> SOURCE DOCUMENT:

BOOKS FOR BOOK CLUB

  • The Unforgiving City – Maggie Joel

Colonial Sydney in the final weeks of the 19th century: a city striving for union and nationhood but dogged by divisions so deep they threaten to derail, not just the Federation, but the colony itself. There are chasms opening too when a clandestine note reaches the wrong hands in the well-to-do household of aspiring politician Alasdair Dunleavy and his wife, Eleanor. Below stairs, their maid Alice faces a desperate situation with her wayward sister.

Colourful, immediate and involving, this is the sweeping story of three people, their passions and ambitions, and the far-flung ripples their choices will cause. Despite sharing a house, Eleanor, Alice and Alasdair are each alone in their torment and must each find some solution, but at what cost to themselves and those they love?

 

  • A Single Thread – Tracy Chevalier

Violet Speedwell, mourning for both her fiancé and her brother and regarded by society as a ‘surplus woman’ unlikely to marry, resolves to escape her suffocating mother and strike out alone. As the almost unthinkable threat of a second Great War appears on the horizon, Violet collects a few secrets of her own that could just change everything.

 

  • Home Truths – Susan Lewis

Angie Watts used to have everything. A new home. A beloved husband. Three adored children. Now her son is missing. Her daughter is looking for help in dangerous places. And Angie is fighting just to keep a roof over their heads.

> Element position data:

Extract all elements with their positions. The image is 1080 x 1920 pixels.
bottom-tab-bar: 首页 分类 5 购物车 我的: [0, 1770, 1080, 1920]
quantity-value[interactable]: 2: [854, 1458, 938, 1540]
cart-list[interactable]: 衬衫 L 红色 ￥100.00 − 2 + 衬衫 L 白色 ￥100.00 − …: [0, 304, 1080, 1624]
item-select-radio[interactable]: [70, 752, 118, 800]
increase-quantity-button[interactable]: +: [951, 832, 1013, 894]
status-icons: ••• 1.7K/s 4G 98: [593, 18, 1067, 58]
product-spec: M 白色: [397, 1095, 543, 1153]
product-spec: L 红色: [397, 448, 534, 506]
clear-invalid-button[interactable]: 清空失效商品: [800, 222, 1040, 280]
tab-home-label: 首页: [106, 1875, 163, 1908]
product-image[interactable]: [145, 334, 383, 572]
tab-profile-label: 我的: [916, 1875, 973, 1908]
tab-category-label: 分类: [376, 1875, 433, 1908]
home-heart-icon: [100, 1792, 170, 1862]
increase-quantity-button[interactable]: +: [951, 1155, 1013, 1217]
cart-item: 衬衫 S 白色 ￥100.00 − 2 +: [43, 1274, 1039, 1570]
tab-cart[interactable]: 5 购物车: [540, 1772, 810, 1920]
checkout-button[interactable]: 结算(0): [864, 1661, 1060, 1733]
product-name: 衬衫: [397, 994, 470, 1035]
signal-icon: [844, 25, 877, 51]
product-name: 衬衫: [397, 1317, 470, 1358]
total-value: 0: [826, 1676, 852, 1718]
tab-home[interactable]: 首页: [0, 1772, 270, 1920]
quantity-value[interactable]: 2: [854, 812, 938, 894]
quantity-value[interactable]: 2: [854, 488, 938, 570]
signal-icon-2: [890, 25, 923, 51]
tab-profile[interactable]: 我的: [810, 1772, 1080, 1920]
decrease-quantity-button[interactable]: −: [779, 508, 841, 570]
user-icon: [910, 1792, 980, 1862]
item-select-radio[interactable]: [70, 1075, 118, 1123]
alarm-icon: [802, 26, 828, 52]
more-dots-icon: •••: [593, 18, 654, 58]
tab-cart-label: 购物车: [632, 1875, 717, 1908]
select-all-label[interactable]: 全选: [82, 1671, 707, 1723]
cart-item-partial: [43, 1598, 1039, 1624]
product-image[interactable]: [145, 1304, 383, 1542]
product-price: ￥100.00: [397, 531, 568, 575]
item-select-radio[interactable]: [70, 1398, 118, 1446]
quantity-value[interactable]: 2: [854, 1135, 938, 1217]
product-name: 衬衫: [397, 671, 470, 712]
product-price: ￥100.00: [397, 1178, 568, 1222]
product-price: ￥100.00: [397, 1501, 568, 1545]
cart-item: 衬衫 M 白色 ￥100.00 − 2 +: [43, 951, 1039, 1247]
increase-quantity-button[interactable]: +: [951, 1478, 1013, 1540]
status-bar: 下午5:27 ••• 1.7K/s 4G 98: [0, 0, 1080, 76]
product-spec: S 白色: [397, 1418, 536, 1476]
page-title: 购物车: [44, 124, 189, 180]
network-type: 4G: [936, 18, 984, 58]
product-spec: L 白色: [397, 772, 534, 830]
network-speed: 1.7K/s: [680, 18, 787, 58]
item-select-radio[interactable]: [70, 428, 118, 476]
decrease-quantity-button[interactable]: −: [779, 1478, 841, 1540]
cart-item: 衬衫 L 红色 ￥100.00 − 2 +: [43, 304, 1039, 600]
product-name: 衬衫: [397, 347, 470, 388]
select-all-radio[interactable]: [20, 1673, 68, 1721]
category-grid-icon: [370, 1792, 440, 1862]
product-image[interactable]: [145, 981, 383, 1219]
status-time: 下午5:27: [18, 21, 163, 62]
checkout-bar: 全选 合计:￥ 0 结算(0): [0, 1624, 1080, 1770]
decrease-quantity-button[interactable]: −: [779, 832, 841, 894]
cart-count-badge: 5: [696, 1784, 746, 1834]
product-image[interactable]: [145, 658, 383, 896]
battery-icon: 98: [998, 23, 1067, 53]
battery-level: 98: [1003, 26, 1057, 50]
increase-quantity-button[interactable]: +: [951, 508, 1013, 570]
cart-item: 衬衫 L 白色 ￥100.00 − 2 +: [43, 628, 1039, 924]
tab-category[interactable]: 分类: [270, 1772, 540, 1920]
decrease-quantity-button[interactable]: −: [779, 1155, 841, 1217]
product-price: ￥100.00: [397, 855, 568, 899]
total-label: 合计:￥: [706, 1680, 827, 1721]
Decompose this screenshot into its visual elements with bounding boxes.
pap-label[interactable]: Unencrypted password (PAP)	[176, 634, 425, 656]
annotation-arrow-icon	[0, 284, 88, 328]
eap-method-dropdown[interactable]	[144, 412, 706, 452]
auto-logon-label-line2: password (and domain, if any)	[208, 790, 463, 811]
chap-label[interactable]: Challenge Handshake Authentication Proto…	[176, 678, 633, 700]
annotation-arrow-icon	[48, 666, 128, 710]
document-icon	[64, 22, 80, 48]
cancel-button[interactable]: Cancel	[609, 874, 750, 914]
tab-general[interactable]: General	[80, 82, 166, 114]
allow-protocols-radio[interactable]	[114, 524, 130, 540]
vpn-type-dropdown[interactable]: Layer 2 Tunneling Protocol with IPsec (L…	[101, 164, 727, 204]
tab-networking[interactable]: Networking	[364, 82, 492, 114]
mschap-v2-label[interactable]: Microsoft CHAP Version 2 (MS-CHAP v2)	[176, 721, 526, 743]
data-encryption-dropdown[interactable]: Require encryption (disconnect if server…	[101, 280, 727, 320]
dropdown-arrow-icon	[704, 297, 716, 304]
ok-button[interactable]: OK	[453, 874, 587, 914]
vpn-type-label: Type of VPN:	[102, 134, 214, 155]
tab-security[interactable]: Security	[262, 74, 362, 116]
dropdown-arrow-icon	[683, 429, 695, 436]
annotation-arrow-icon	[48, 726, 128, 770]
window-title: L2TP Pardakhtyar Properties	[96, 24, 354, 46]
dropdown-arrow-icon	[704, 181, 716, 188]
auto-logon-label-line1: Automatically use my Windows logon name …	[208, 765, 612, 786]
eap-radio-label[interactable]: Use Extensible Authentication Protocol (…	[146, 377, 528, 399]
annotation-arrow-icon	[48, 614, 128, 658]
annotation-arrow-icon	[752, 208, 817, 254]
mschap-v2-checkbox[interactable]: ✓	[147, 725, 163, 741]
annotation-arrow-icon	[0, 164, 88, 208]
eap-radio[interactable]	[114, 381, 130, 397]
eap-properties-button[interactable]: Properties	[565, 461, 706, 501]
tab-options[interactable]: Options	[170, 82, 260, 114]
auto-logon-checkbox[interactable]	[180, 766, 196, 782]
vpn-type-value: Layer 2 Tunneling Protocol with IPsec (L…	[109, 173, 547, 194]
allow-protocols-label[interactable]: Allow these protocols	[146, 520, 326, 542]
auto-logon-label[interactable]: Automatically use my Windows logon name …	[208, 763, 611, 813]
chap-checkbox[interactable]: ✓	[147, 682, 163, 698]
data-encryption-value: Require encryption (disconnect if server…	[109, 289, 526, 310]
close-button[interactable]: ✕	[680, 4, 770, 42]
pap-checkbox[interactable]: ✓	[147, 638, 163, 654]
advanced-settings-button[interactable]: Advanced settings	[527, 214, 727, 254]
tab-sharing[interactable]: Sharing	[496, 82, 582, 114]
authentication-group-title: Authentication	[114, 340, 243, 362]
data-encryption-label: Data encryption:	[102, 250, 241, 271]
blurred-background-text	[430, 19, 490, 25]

> TASKS TO COMPLETE:
[1] Answer these questions from the book club list:
(a) What is the name of the maid in the Dunleavy household?
(b) What does society regard Violet Speedwell as?
(c) How many children does Angie Watts have?
[2] Rewrite the paragraph of the book club list that begins "Violet Speedwell, mourning for both" more briefly, keeping its main facts.
[3] In the book club list, change "maid" to "servant" in the part starting with "Colonial Sydney in" and going on through "her wayward sister.", and give that part again.
The rows are separate material and are not part of the book club list.

> WORKED SOLUTIONS:
[1]
(a) Alice
(b) A 'surplus woman' unlikely to marry
(c) Three

[2] Violet Speedwell grieves for her fiancé and her brother and is seen by society as a 'surplus woman' unlikely to marry. She decides to leave her suffocating mother and go out on her own. As a second Great War looms, she gathers secrets of her own that could change everything.

[3]
Colonial Sydney in the final weeks of the 19th century: a city striving for union and nationhood but dogged by divisions so deep they threaten to derail, not just the Federation, but the colony itself. There are chasms opening too when a clandestine note reaches the wrong hands in the well-to-do household of aspiring politician Alasdair Dunleavy and his wife, Eleanor. Below stairs, their servant Alice faces a desperate situation with her wayward sister.